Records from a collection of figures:
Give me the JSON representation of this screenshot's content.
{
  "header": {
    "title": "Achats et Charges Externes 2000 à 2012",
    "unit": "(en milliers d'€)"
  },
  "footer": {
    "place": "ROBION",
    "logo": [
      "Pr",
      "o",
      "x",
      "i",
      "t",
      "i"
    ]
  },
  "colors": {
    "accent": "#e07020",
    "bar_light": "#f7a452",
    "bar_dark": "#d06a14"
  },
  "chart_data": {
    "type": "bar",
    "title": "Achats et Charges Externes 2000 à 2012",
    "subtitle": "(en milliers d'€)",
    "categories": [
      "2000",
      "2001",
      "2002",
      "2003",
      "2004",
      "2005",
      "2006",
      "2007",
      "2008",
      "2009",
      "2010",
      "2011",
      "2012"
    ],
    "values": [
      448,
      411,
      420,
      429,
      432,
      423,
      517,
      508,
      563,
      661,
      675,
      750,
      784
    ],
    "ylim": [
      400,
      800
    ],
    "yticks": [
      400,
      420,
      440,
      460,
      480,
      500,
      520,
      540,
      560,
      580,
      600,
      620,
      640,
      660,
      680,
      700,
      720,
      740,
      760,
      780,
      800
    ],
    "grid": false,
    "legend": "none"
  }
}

REQUEST: Please quote the records above exactly, without skipping a line.

REPLY:
Give me the JSON representation of this screenshot's content.
{
  "header": {
    "title": "Achats et Charges Externes 2000 à 2012",
    "unit": "(en milliers d'€)"
  },
  "footer": {
    "place": "ROBION",
    "logo": [
      "Pr",
      "o",
      "x",
      "i",
      "t",
      "i"
    ]
  },
  "colors": {
    "accent": "#e07020",
    "bar_light": "#f7a452",
    "bar_dark": "#d06a14"
  },
  "chart_data": {
    "type": "bar",
    "title": "Achats et Charges Externes 2000 à 2012",
    "subtitle": "(en milliers d'€)",
    "categories": [
      "2000",
      "2001",
      "2002",
      "2003",
      "2004",
      "2005",
      "2006",
      "2007",
      "2008",
      "2009",
      "2010",
      "2011",
      "2012"
    ],
    "values": [
      448,
      411,
      420,
      429,
      432,
      423,
      517,
      508,
      563,
      661,
      675,
      750,
      784
    ],
    "ylim": [
      400,
      800
    ],
    "yticks": [
      400,
      420,
      440,
      460,
      480,
      500,
      520,
      540,
      560,
      580,
      600,
      620,
      640,
      660,
      680,
      700,
      720,
      740,
      760,
      780,
      800
    ],
    "grid": false,
    "legend": "none"
  }
}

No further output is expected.